━━ Given entries ━━

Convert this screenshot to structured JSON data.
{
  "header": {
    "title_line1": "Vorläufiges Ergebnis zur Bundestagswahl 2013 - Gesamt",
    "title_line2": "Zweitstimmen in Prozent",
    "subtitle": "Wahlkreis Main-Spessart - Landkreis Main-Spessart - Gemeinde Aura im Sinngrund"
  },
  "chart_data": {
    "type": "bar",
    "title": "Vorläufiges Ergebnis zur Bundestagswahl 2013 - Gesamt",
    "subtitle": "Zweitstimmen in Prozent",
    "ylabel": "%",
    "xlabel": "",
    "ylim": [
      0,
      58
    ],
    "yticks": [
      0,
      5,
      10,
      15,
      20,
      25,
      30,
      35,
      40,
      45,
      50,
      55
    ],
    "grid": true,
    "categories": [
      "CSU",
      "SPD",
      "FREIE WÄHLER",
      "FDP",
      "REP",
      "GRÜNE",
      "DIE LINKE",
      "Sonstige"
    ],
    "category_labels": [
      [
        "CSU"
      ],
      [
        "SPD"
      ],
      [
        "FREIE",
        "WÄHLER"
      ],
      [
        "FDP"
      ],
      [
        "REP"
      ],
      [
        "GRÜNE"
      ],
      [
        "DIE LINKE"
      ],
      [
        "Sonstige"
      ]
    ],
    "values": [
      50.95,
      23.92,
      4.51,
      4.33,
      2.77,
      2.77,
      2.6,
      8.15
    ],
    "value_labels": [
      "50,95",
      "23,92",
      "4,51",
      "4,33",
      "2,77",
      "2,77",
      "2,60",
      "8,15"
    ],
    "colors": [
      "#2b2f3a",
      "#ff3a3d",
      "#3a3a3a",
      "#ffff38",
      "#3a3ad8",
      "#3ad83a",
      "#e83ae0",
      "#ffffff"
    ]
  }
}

━━━

→ What to produce
Produce an exact copy of all the records.

→ Exercise solution
Convert this screenshot to structured JSON data.
{
  "header": {
    "title_line1": "Vorläufiges Ergebnis zur Bundestagswahl 2013 - Gesamt",
    "title_line2": "Zweitstimmen in Prozent",
    "subtitle": "Wahlkreis Main-Spessart - Landkreis Main-Spessart - Gemeinde Aura im Sinngrund"
  },
  "chart_data": {
    "type": "bar",
    "title": "Vorläufiges Ergebnis zur Bundestagswahl 2013 - Gesamt",
    "subtitle": "Zweitstimmen in Prozent",
    "ylabel": "%",
    "xlabel": "",
    "ylim": [
      0,
      58
    ],
    "yticks": [
      0,
      5,
      10,
      15,
      20,
      25,
      30,
      35,
      40,
      45,
      50,
      55
    ],
    "grid": true,
    "categories": [
      "CSU",
      "SPD",
      "FREIE WÄHLER",
      "FDP",
      "REP",
      "GRÜNE",
      "DIE LINKE",
      "Sonstige"
    ],
    "category_labels": [
      [
        "CSU"
      ],
      [
        "SPD"
      ],
      [
        "FREIE",
        "WÄHLER"
      ],
      [
        "FDP"
      ],
      [
        "REP"
      ],
      [
        "GRÜNE"
      ],
      [
        "DIE LINKE"
      ],
      [
        "Sonstige"
      ]
    ],
    "values": [
      50.95,
      23.92,
      4.51,
      4.33,
      2.77,
      2.77,
      2.6,
      8.15
    ],
    "value_labels": [
      "50,95",
      "23,92",
      "4,51",
      "4,33",
      "2,77",
      "2,77",
      "2,60",
      "8,15"
    ],
    "colors": [
      "#2b2f3a",
      "#ff3a3d",
      "#3a3a3a",
      "#ffff38",
      "#3a3ad8",
      "#3ad83a",
      "#e83ae0",
      "#ffffff"
    ]
  }
}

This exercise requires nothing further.